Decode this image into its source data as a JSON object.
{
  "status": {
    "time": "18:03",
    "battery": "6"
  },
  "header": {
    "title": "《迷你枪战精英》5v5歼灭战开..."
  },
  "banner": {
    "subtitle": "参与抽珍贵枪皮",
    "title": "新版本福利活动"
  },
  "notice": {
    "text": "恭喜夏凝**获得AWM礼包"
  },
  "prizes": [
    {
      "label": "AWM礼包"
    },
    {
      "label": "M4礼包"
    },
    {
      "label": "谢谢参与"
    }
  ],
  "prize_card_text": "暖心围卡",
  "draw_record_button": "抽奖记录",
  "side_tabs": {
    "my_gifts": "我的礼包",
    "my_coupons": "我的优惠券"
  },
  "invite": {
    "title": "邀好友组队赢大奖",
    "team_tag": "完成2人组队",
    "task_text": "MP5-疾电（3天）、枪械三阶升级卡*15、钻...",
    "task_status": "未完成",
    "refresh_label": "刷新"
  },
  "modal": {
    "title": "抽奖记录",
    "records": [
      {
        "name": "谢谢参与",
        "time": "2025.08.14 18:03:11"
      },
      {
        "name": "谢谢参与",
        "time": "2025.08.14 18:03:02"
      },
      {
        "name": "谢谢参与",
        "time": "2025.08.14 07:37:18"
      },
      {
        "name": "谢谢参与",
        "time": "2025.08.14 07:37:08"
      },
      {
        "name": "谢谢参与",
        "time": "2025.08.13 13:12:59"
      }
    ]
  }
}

Your goal:
From the records above, extract every line exactly as it stands.

Solution for this problem:
Decode this image into its source data as a JSON object.
{
  "status": {
    "time": "18:03",
    "battery": "6"
  },
  "header": {
    "title": "《迷你枪战精英》5v5歼灭战开..."
  },
  "banner": {
    "subtitle": "参与抽珍贵枪皮",
    "title": "新版本福利活动"
  },
  "notice": {
    "text": "恭喜夏凝**获得AWM礼包"
  },
  "prizes": [
    {
      "label": "AWM礼包"
    },
    {
      "label": "M4礼包"
    },
    {
      "label": "谢谢参与"
    }
  ],
  "prize_card_text": "暖心围卡",
  "draw_record_button": "抽奖记录",
  "side_tabs": {
    "my_gifts": "我的礼包",
    "my_coupons": "我的优惠券"
  },
  "invite": {
    "title": "邀好友组队赢大奖",
    "team_tag": "完成2人组队",
    "task_text": "MP5-疾电（3天）、枪械三阶升级卡*15、钻...",
    "task_status": "未完成",
    "refresh_label": "刷新"
  },
  "modal": {
    "title": "抽奖记录",
    "records": [
      {
        "name": "谢谢参与",
        "time": "2025.08.14 18:03:11"
      },
      {
        "name": "谢谢参与",
        "time": "2025.08.14 18:03:02"
      },
      {
        "name": "谢谢参与",
        "time": "2025.08.14 07:37:18"
      },
      {
        "name": "谢谢参与",
        "time": "2025.08.14 07:37:08"
      },
      {
        "name": "谢谢参与",
        "time": "2025.08.13 13:12:59"
      }
    ]
  }
}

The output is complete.